Extracted data entries
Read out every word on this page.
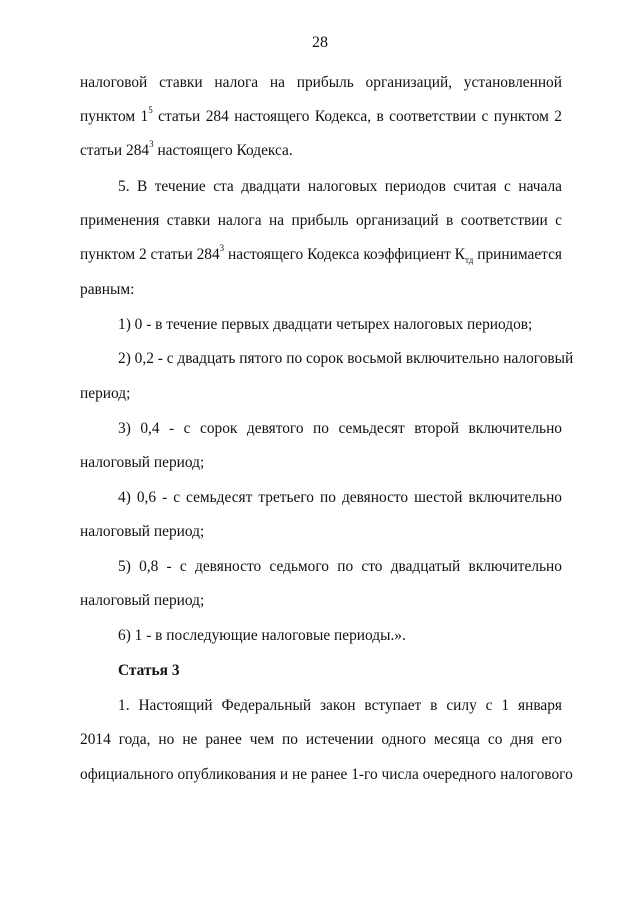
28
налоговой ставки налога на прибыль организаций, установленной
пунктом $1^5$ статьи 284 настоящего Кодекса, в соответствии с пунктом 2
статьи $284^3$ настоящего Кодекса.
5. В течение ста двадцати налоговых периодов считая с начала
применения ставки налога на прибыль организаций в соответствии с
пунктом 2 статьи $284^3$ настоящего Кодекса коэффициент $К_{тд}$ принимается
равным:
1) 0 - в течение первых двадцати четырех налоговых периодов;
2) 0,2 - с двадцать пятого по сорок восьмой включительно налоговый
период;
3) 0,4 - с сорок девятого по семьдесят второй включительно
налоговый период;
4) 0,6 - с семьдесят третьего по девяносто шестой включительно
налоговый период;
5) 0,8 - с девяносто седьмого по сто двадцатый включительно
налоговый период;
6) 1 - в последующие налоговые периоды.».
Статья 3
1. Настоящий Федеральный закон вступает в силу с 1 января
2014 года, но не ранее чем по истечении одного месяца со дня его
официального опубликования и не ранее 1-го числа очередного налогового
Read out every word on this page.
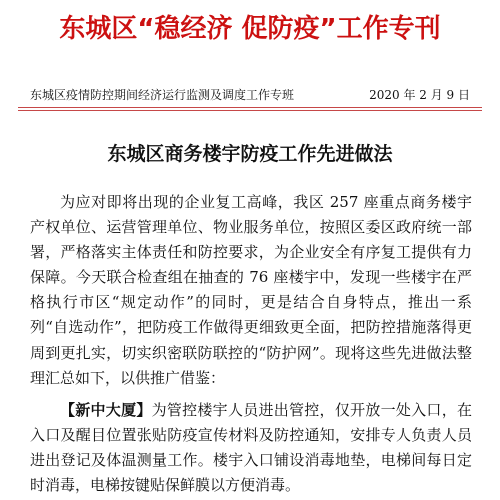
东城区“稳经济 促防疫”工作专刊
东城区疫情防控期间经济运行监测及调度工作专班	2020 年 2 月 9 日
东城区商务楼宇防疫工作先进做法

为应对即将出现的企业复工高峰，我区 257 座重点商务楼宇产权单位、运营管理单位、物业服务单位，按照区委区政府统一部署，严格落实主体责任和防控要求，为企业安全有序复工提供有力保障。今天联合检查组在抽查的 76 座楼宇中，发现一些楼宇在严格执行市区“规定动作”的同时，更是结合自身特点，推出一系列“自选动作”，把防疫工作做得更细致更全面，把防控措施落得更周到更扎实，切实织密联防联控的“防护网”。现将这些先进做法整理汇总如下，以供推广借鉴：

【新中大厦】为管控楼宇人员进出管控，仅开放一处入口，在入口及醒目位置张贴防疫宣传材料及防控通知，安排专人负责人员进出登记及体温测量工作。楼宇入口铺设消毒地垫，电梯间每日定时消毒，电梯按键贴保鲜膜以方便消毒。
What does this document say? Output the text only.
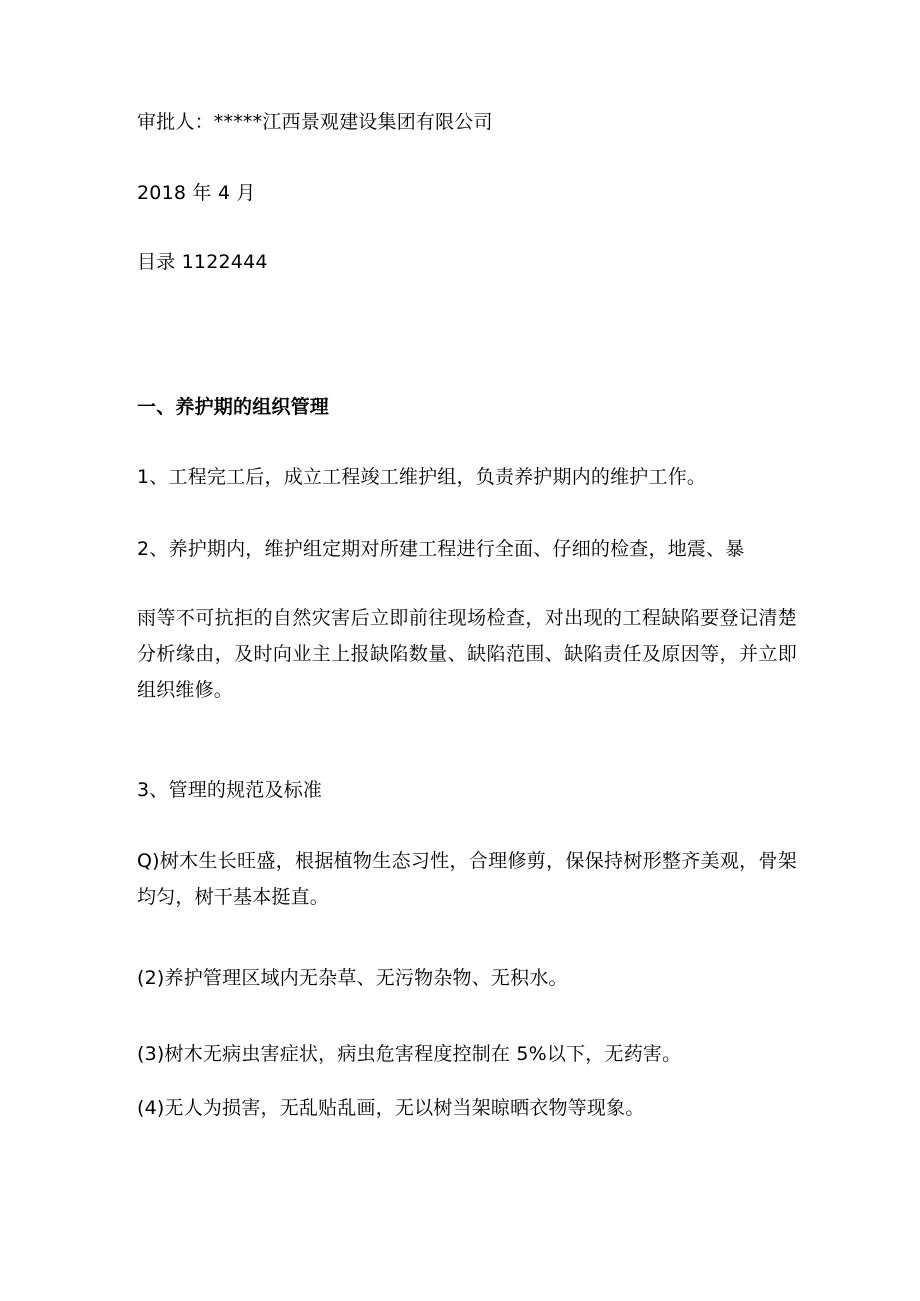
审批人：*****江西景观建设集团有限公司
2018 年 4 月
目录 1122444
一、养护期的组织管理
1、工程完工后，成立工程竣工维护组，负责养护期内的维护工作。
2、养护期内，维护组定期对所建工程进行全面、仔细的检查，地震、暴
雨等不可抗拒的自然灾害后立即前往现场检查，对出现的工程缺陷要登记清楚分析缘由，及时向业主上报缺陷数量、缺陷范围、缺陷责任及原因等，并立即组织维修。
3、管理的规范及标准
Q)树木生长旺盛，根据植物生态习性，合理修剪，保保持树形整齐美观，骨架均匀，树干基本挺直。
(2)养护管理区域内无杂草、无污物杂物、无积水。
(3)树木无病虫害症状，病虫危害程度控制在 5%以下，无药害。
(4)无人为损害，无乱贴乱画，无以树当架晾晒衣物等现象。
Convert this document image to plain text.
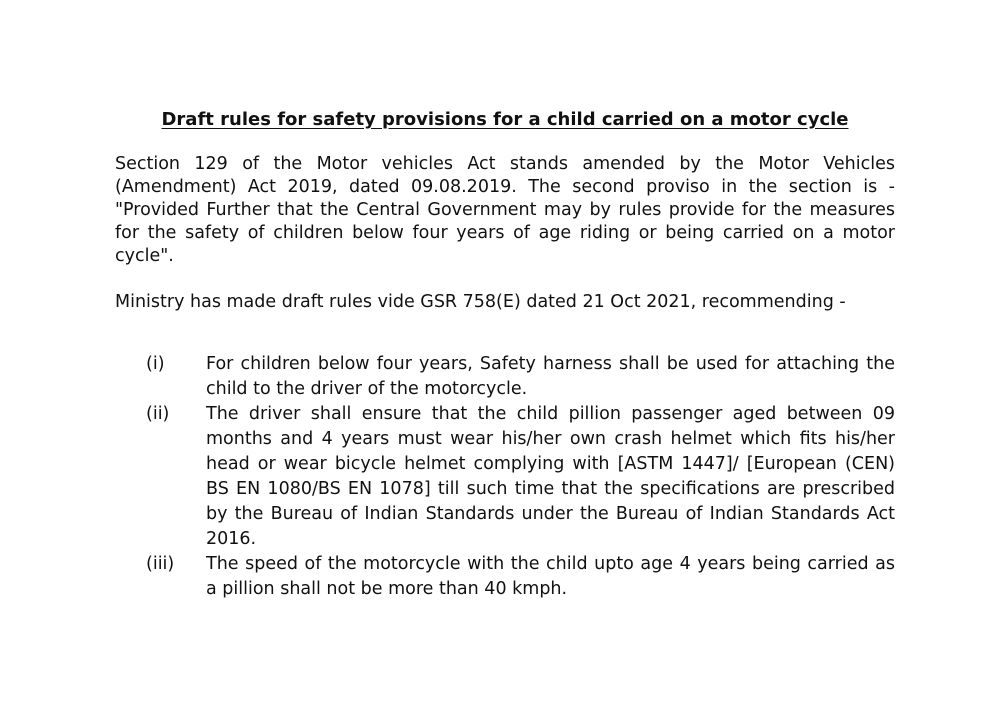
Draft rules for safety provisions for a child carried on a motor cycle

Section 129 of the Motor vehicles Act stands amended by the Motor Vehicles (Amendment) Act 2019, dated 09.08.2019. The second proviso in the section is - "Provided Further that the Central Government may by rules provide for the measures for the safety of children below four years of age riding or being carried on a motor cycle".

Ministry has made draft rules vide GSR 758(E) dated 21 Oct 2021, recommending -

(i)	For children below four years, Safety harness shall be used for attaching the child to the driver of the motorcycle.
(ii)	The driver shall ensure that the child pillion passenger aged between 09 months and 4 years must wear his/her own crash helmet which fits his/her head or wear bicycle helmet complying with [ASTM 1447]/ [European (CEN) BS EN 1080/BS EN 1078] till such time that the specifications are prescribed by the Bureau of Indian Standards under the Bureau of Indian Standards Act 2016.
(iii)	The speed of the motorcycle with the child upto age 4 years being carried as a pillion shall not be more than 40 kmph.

---

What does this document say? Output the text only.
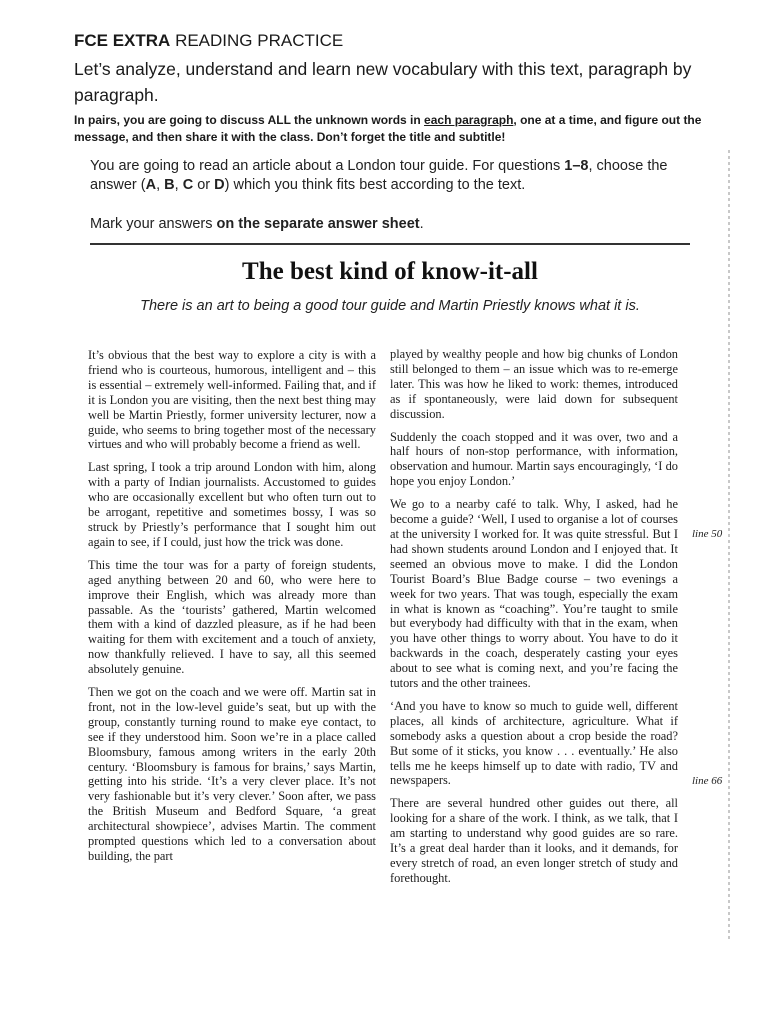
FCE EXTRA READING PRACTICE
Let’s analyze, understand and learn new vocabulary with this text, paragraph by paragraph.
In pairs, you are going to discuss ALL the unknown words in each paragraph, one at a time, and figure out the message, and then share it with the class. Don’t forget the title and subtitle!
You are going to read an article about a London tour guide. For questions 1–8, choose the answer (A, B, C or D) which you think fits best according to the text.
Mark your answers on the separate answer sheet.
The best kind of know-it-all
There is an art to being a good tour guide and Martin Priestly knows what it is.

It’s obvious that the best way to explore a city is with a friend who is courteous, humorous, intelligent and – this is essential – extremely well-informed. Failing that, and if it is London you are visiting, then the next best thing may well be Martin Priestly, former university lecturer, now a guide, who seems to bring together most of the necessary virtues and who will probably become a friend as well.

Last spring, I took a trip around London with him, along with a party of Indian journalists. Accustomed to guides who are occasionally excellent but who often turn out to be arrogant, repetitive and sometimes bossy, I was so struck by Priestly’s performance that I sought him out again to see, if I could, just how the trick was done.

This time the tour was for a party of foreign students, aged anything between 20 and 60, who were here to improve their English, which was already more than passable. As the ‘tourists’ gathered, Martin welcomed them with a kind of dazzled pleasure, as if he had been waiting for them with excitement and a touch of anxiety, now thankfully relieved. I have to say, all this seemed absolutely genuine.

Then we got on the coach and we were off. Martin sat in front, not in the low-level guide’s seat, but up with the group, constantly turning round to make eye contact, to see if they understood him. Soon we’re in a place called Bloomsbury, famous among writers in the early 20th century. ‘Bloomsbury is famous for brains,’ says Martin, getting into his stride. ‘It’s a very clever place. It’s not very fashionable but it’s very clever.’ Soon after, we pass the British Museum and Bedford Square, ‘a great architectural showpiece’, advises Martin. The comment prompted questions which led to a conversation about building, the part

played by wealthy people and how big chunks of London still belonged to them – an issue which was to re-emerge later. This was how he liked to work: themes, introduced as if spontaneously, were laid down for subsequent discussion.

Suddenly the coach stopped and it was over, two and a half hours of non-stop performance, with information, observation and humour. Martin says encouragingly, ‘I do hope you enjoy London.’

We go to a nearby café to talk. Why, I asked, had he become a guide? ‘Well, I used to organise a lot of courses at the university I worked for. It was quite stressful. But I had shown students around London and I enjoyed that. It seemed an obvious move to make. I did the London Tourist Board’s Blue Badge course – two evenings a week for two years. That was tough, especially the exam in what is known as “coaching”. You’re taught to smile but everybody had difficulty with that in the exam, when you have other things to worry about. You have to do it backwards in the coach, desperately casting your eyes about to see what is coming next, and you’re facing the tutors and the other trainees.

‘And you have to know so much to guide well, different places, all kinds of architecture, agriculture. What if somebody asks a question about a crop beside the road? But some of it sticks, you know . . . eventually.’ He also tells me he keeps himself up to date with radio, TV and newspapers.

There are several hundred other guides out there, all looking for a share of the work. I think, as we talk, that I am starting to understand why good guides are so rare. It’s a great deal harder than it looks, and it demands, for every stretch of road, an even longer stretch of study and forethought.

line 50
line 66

*Written exercise*
In the records above, find each line with the word "than" and copy it.

*Written answer*
(iii)	The speed of the motorcycle with the child upto age 4 years being carried as a pillion shall not be more than 40 kmph.
This time the tour was for a party of foreign students, aged anything between 20 and 60, who were here to improve their English, which was already more than passable. As the ‘tourists’ gathered, Martin welcomed them with a kind of dazzled pleasure, as if he had been waiting for them with excitement and a touch of anxiety, now thankfully relieved. I have to say, all this seemed absolutely genuine.
There are several hundred other guides out there, all looking for a share of the work. I think, as we talk, that I am starting to understand why good guides are so rare. It’s a great deal harder than it looks, and it demands, for every stretch of road, an even longer stretch of study and forethought.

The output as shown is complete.